* [EXERCISE GOAL]:
All entries below need to be written out exactly, but without their pictures.

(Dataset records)
......

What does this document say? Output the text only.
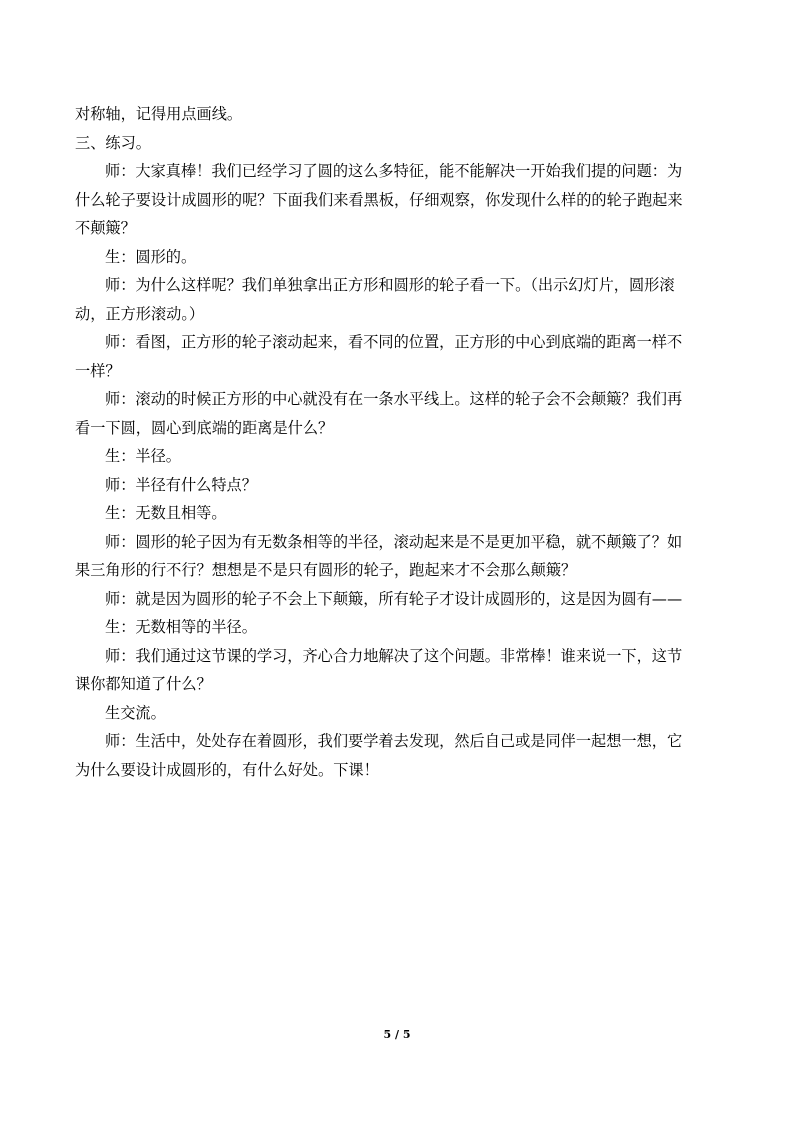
对称轴，记得用点画线。
三、练习。
师：大家真棒！我们已经学习了圆的这么多特征，能不能解决一开始我们提的问题：为
什么轮子要设计成圆形的呢？下面我们来看黑板，仔细观察，你发现什么样的的轮子跑起来
不颠簸？
生：圆形的。
师：为什么这样呢？我们单独拿出正方形和圆形的轮子看一下。（出示幻灯片，圆形滚
动，正方形滚动。）
师：看图，正方形的轮子滚动起来，看不同的位置，正方形的中心到底端的距离一样不
一样？
师：滚动的时候正方形的中心就没有在一条水平线上。这样的轮子会不会颠簸？我们再
看一下圆，圆心到底端的距离是什么？
生：半径。
师：半径有什么特点？
生：无数且相等。
师：圆形的轮子因为有无数条相等的半径，滚动起来是不是更加平稳，就不颠簸了？如
果三角形的行不行？想想是不是只有圆形的轮子，跑起来才不会那么颠簸？
师：就是因为圆形的轮子不会上下颠簸，所有轮子才设计成圆形的，这是因为圆有——
生：无数相等的半径。
师：我们通过这节课的学习，齐心合力地解决了这个问题。非常棒！谁来说一下，这节
课你都知道了什么？
生交流。
师：生活中，处处存在着圆形，我们要学着去发现，然后自己或是同伴一起想一想，它
为什么要设计成圆形的，有什么好处。下课！
5 / 5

......

* [RESPONSE BELOW]:
What does this document say? Output the text only.
对称轴，记得用点画线。
三、练习。
师：大家真棒！我们已经学习了圆的这么多特征，能不能解决一开始我们提的问题：为
什么轮子要设计成圆形的呢？下面我们来看黑板，仔细观察，你发现什么样的的轮子跑起来
不颠簸？
生：圆形的。
师：为什么这样呢？我们单独拿出正方形和圆形的轮子看一下。（出示幻灯片，圆形滚
动，正方形滚动。）
师：看图，正方形的轮子滚动起来，看不同的位置，正方形的中心到底端的距离一样不
一样？
师：滚动的时候正方形的中心就没有在一条水平线上。这样的轮子会不会颠簸？我们再
看一下圆，圆心到底端的距离是什么？
生：半径。
师：半径有什么特点？
生：无数且相等。
师：圆形的轮子因为有无数条相等的半径，滚动起来是不是更加平稳，就不颠簸了？如
果三角形的行不行？想想是不是只有圆形的轮子，跑起来才不会那么颠簸？
师：就是因为圆形的轮子不会上下颠簸，所有轮子才设计成圆形的，这是因为圆有——
生：无数相等的半径。
师：我们通过这节课的学习，齐心合力地解决了这个问题。非常棒！谁来说一下，这节
课你都知道了什么？
生交流。
师：生活中，处处存在着圆形，我们要学着去发现，然后自己或是同伴一起想一想，它
为什么要设计成圆形的，有什么好处。下课！
5 / 5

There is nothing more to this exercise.